> _Do this_
Every line of the material that follows must be printed again exactly.

— Start of Task material —

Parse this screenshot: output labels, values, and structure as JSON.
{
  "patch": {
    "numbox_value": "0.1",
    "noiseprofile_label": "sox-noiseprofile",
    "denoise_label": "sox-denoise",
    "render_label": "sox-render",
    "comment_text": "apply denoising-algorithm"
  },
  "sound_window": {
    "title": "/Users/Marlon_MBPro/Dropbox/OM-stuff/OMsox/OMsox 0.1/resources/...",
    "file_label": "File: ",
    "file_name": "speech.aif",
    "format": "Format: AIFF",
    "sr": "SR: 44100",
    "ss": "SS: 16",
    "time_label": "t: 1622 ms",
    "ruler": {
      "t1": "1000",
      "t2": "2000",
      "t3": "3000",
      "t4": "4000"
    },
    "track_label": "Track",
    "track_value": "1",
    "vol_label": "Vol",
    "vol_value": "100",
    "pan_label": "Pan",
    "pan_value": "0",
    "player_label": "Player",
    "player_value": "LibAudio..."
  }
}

— End of Task material —

> _Result below_
Parse this screenshot: output labels, values, and structure as JSON.
{
  "patch": {
    "numbox_value": "0.1",
    "noiseprofile_label": "sox-noiseprofile",
    "denoise_label": "sox-denoise",
    "render_label": "sox-render",
    "comment_text": "apply denoising-algorithm"
  },
  "sound_window": {
    "title": "/Users/Marlon_MBPro/Dropbox/OM-stuff/OMsox/OMsox 0.1/resources/...",
    "file_label": "File: ",
    "file_name": "speech.aif",
    "format": "Format: AIFF",
    "sr": "SR: 44100",
    "ss": "SS: 16",
    "time_label": "t: 1622 ms",
    "ruler": {
      "t1": "1000",
      "t2": "2000",
      "t3": "3000",
      "t4": "4000"
    },
    "track_label": "Track",
    "track_value": "1",
    "vol_label": "Vol",
    "vol_value": "100",
    "pan_label": "Pan",
    "pan_value": "0",
    "player_label": "Player",
    "player_value": "LibAudio..."
  }
}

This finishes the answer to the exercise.